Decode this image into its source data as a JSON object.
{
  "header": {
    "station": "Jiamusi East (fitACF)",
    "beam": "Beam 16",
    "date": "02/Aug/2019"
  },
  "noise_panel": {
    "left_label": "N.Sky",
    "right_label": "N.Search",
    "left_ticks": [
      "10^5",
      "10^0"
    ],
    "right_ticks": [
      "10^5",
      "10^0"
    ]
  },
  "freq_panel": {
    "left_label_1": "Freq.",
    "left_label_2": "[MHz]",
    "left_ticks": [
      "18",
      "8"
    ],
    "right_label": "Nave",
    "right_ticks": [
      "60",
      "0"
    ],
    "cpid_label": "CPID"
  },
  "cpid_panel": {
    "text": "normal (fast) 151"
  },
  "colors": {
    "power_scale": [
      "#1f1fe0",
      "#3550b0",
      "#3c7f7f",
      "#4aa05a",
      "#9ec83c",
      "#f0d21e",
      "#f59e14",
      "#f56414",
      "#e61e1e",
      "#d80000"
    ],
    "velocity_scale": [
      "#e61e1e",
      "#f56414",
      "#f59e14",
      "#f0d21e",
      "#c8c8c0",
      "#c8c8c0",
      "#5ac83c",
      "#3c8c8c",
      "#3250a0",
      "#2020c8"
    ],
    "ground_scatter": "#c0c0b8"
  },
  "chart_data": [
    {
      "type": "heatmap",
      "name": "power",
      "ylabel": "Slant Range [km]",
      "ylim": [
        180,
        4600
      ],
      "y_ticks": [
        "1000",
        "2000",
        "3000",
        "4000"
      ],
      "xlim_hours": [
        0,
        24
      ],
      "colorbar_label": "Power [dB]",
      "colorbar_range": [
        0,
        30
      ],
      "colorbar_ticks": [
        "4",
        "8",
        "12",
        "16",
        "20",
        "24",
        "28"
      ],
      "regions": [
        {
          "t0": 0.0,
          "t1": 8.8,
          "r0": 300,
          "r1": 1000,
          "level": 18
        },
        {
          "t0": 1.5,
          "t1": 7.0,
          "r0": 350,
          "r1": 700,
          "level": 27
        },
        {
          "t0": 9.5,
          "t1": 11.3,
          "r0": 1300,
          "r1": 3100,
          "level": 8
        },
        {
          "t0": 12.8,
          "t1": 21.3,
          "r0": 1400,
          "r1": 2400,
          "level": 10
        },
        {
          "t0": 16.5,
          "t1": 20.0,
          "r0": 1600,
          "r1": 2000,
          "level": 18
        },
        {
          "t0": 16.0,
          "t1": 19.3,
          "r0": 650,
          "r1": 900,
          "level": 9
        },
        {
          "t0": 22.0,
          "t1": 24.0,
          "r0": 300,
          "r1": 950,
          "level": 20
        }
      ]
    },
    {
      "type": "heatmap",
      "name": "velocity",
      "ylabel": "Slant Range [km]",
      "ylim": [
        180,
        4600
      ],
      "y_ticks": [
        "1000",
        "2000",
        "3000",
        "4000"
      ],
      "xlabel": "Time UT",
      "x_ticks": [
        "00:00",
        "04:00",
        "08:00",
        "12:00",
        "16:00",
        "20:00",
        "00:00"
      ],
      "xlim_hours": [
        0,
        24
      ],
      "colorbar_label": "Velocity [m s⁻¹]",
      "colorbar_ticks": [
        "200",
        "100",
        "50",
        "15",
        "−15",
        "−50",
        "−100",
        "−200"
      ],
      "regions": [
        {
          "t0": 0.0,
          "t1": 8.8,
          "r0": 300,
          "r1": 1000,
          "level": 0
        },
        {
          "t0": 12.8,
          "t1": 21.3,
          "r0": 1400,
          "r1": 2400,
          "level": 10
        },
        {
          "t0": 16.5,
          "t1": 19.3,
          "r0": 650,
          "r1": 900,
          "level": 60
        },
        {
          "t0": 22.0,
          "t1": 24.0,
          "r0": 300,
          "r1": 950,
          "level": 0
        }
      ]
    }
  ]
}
_ _ _
Instructions to follow - Restate the data above word for word, please.

Result -
Decode this image into its source data as a JSON object.
{
  "header": {
    "station": "Jiamusi East (fitACF)",
    "beam": "Beam 16",
    "date": "02/Aug/2019"
  },
  "noise_panel": {
    "left_label": "N.Sky",
    "right_label": "N.Search",
    "left_ticks": [
      "10^5",
      "10^0"
    ],
    "right_ticks": [
      "10^5",
      "10^0"
    ]
  },
  "freq_panel": {
    "left_label_1": "Freq.",
    "left_label_2": "[MHz]",
    "left_ticks": [
      "18",
      "8"
    ],
    "right_label": "Nave",
    "right_ticks": [
      "60",
      "0"
    ],
    "cpid_label": "CPID"
  },
  "cpid_panel": {
    "text": "normal (fast) 151"
  },
  "colors": {
    "power_scale": [
      "#1f1fe0",
      "#3550b0",
      "#3c7f7f",
      "#4aa05a",
      "#9ec83c",
      "#f0d21e",
      "#f59e14",
      "#f56414",
      "#e61e1e",
      "#d80000"
    ],
    "velocity_scale": [
      "#e61e1e",
      "#f56414",
      "#f59e14",
      "#f0d21e",
      "#c8c8c0",
      "#c8c8c0",
      "#5ac83c",
      "#3c8c8c",
      "#3250a0",
      "#2020c8"
    ],
    "ground_scatter": "#c0c0b8"
  },
  "chart_data": [
    {
      "type": "heatmap",
      "name": "power",
      "ylabel": "Slant Range [km]",
      "ylim": [
        180,
        4600
      ],
      "y_ticks": [
        "1000",
        "2000",
        "3000",
        "4000"
      ],
      "xlim_hours": [
        0,
        24
      ],
      "colorbar_label": "Power [dB]",
      "colorbar_range": [
        0,
        30
      ],
      "colorbar_ticks": [
        "4",
        "8",
        "12",
        "16",
        "20",
        "24",
        "28"
      ],
      "regions": [
        {
          "t0": 0.0,
          "t1": 8.8,
          "r0": 300,
          "r1": 1000,
          "level": 18
        },
        {
          "t0": 1.5,
          "t1": 7.0,
          "r0": 350,
          "r1": 700,
          "level": 27
        },
        {
          "t0": 9.5,
          "t1": 11.3,
          "r0": 1300,
          "r1": 3100,
          "level": 8
        },
        {
          "t0": 12.8,
          "t1": 21.3,
          "r0": 1400,
          "r1": 2400,
          "level": 10
        },
        {
          "t0": 16.5,
          "t1": 20.0,
          "r0": 1600,
          "r1": 2000,
          "level": 18
        },
        {
          "t0": 16.0,
          "t1": 19.3,
          "r0": 650,
          "r1": 900,
          "level": 9
        },
        {
          "t0": 22.0,
          "t1": 24.0,
          "r0": 300,
          "r1": 950,
          "level": 20
        }
      ]
    },
    {
      "type": "heatmap",
      "name": "velocity",
      "ylabel": "Slant Range [km]",
      "ylim": [
        180,
        4600
      ],
      "y_ticks": [
        "1000",
        "2000",
        "3000",
        "4000"
      ],
      "xlabel": "Time UT",
      "x_ticks": [
        "00:00",
        "04:00",
        "08:00",
        "12:00",
        "16:00",
        "20:00",
        "00:00"
      ],
      "xlim_hours": [
        0,
        24
      ],
      "colorbar_label": "Velocity [m s⁻¹]",
      "colorbar_ticks": [
        "200",
        "100",
        "50",
        "15",
        "−15",
        "−50",
        "−100",
        "−200"
      ],
      "regions": [
        {
          "t0": 0.0,
          "t1": 8.8,
          "r0": 300,
          "r1": 1000,
          "level": 0
        },
        {
          "t0": 12.8,
          "t1": 21.3,
          "r0": 1400,
          "r1": 2400,
          "level": 10
        },
        {
          "t0": 16.5,
          "t1": 19.3,
          "r0": 650,
          "r1": 900,
          "level": 60
        },
        {
          "t0": 22.0,
          "t1": 24.0,
          "r0": 300,
          "r1": 950,
          "level": 0
        }
      ]
    }
  ]
}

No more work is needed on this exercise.